SELECTION:
Jack Antonoff: Fun guy on a serious pop mission

Making his new album as Bleachers while producing Lorde’s second album was no problem for the songwriter; nor is having his girlfriend Lena Dunham make his videos


Depending on your cultural barometer, you'd know Jack Antonoff's name in any manner of contexts. It might be in relation to pop purveyors Fun, of which he was co-writer and guitarist, or his writing/production work with the roll-call of today's most interesting female acts (Taylor Swift, Sia, Sara Bareilles, Grimes, Banks, Pink), or his five-year relationship with Girls mastermind Lena Dunham, which is going swimmingly if their Instagram accounts are anything to go by.

In the coming weeks, there'll be two more reasons: the hugely anticipated second album from Lorde, which he co-wrote and co-produced, and another album for his solo venture, Bleachers. It's a telling sign about how in-demand he is that he juggled both at the same time, though the different tasks only complemented each other, he explains.

GIVEN DATA:
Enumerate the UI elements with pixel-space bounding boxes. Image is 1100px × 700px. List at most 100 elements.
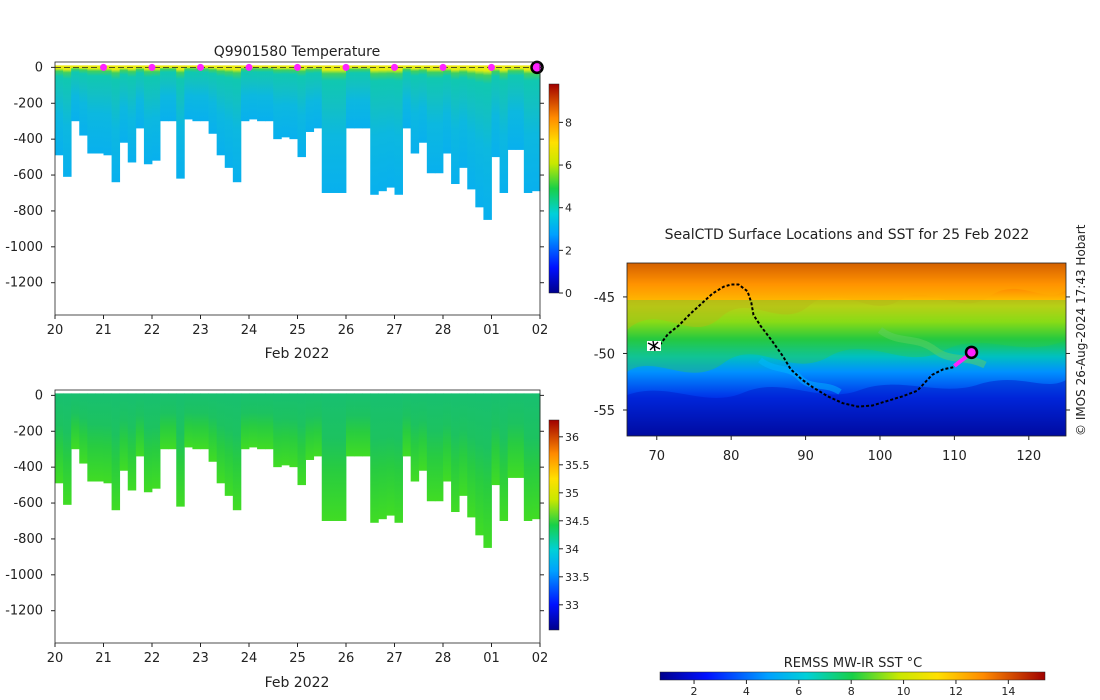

STATED GOAL:
Can you turn the paragraph of the Jack Antonoff article that begins "Depending on your cultural barometer" into a short bulleted list that keeps its main facts?

WRITTEN RESPONSE:
- Jack Antonoff was co-writer and guitarist of the pop group Fun.
- He has done writing and production work with notable female acts, including Taylor Swift, Sia, Sara Bareilles, Grimes, Banks and Pink.
- He has been in a five-year relationship with Lena Dunham, the mastermind of Girls, which their Instagram accounts suggest is going well.